#### Short exercise:
How many of the lines below contain "chose"? Answer with that number alone.

#### Data provided:

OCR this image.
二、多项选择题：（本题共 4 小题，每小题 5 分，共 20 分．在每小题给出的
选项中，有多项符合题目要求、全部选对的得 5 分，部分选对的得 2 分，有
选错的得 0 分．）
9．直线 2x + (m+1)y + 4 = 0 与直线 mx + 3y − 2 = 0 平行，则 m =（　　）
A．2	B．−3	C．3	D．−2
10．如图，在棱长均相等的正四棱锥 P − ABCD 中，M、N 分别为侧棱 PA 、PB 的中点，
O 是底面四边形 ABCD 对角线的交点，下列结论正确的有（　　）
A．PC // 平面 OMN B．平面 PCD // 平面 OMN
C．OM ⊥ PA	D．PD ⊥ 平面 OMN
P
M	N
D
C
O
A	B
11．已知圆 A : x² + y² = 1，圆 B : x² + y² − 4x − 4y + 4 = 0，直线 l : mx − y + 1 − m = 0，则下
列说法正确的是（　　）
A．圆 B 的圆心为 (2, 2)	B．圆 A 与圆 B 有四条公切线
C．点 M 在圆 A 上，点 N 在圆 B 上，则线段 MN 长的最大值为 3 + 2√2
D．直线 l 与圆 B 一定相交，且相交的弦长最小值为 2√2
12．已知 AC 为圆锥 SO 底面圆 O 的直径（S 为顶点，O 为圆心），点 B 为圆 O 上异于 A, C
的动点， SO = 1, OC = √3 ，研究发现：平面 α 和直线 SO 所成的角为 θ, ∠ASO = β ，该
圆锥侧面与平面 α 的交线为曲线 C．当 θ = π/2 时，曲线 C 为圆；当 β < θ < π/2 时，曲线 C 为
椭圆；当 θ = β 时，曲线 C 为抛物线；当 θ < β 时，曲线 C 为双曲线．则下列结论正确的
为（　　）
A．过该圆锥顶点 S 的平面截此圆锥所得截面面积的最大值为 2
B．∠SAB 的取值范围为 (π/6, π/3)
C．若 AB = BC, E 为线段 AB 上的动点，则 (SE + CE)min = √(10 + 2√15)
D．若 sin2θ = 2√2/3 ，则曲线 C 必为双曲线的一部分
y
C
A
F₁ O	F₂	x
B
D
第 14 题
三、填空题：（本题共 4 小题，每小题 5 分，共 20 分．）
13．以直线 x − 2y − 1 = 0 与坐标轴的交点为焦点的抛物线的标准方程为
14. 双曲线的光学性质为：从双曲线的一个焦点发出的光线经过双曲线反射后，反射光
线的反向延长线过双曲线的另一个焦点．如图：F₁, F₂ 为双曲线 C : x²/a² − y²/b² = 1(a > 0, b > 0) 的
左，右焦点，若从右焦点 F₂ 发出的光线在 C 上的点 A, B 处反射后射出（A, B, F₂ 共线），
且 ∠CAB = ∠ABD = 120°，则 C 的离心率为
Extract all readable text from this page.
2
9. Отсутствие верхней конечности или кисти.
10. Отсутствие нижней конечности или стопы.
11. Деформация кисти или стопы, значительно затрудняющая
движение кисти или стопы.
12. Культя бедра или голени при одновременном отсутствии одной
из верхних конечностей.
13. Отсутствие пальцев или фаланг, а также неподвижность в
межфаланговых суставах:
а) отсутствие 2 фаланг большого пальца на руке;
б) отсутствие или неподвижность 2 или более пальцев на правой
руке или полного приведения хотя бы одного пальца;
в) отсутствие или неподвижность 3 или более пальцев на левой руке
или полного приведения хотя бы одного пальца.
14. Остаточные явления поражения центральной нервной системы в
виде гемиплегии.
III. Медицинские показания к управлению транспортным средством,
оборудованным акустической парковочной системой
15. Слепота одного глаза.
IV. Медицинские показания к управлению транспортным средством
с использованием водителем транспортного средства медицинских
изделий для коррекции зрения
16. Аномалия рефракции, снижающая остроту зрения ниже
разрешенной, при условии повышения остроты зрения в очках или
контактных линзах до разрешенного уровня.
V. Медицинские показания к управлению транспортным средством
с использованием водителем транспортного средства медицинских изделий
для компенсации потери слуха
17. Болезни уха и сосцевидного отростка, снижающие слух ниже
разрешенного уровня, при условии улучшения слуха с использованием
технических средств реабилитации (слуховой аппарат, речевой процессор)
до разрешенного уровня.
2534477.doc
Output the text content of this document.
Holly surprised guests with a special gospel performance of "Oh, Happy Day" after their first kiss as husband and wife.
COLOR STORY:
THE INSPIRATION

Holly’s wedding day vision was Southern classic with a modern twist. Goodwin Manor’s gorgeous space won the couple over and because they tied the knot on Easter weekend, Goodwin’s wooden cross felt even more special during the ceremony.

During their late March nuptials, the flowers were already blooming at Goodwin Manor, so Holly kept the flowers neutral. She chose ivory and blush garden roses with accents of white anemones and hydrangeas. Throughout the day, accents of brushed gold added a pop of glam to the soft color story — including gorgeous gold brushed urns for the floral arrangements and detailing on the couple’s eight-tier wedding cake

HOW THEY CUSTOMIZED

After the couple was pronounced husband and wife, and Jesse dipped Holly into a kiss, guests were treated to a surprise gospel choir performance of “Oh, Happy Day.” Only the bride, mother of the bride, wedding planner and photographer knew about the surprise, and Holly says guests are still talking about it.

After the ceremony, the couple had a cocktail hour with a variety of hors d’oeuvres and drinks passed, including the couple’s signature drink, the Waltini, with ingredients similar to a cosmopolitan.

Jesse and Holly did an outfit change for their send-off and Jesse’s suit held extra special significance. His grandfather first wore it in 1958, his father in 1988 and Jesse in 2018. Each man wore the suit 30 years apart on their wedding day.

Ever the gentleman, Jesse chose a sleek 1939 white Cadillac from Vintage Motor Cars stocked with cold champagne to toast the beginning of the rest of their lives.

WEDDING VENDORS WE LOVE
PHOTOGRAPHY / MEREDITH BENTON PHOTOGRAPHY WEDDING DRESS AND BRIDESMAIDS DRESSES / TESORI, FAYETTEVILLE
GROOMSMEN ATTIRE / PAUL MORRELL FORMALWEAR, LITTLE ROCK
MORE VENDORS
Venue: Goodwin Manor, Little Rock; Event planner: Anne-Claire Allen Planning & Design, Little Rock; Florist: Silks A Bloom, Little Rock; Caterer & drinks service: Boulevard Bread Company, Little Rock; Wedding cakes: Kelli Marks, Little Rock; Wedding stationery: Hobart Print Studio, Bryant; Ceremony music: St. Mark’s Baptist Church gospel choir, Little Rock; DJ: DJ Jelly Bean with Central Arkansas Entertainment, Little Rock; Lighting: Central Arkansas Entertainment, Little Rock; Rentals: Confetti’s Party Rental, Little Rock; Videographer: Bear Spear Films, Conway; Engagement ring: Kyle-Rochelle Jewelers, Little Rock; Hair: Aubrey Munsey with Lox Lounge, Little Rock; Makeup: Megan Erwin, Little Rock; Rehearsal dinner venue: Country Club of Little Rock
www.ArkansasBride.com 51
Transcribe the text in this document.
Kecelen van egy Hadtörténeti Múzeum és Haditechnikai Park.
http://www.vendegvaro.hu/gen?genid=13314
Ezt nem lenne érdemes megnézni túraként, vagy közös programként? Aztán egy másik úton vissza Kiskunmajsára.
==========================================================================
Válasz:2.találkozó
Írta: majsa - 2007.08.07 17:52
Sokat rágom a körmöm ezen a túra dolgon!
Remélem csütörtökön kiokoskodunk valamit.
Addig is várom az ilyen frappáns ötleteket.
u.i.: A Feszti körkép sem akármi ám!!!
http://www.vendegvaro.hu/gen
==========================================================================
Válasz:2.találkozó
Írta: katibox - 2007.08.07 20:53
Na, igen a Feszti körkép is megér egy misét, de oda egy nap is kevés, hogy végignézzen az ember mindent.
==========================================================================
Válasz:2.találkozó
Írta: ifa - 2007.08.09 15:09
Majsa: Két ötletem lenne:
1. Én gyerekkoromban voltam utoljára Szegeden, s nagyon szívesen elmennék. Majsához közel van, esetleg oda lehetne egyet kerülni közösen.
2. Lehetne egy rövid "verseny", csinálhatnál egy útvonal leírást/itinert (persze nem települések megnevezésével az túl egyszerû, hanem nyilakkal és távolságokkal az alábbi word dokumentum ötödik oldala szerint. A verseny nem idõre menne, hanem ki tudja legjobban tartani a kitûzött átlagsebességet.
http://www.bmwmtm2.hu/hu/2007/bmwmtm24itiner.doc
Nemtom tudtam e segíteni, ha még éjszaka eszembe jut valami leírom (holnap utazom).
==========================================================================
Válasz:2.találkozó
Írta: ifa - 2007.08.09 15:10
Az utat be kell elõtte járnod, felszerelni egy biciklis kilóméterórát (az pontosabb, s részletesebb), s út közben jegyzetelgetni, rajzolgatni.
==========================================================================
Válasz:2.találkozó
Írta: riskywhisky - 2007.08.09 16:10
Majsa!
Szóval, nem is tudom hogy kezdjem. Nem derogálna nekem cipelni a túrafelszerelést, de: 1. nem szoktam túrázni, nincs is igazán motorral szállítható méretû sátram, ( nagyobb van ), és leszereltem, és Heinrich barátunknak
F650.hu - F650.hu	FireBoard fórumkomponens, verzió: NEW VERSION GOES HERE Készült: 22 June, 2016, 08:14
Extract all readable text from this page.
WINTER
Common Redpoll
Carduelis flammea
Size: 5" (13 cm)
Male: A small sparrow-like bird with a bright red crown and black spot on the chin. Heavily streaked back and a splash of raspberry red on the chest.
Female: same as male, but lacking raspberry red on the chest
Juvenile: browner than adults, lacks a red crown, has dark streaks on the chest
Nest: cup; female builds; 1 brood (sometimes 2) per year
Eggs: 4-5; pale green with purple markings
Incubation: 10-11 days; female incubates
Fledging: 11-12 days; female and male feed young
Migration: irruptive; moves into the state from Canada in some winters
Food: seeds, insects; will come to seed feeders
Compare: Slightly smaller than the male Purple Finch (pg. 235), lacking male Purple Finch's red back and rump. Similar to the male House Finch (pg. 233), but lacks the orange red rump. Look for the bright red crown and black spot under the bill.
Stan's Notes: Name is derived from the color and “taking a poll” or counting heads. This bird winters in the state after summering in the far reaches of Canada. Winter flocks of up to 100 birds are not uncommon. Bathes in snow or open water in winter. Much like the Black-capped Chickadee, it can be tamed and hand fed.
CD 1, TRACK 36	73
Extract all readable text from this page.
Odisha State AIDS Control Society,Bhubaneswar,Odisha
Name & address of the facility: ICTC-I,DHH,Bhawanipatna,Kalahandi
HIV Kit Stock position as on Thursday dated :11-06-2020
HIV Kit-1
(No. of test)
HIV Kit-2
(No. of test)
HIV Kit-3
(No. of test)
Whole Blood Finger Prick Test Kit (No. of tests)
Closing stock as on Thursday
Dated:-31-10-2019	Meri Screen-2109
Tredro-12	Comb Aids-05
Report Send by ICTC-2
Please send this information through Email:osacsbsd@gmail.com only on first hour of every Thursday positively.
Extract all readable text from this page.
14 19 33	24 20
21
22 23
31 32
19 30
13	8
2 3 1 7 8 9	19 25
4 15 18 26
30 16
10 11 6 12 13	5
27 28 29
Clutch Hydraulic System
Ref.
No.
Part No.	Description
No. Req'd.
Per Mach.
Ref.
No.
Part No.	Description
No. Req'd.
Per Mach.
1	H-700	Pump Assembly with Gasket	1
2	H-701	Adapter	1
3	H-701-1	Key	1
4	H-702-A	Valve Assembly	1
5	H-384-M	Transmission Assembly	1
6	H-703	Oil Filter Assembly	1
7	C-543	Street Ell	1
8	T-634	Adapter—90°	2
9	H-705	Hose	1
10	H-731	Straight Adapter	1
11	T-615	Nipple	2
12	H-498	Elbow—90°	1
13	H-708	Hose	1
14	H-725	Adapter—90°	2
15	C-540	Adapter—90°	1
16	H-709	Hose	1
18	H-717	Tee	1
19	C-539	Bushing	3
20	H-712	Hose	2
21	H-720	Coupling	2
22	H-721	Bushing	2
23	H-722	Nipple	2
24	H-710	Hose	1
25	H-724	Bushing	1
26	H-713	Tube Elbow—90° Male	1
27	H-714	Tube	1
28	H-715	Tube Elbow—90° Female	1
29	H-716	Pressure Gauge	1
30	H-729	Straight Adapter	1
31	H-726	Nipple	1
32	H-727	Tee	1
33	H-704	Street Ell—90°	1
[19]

#### Reply:
2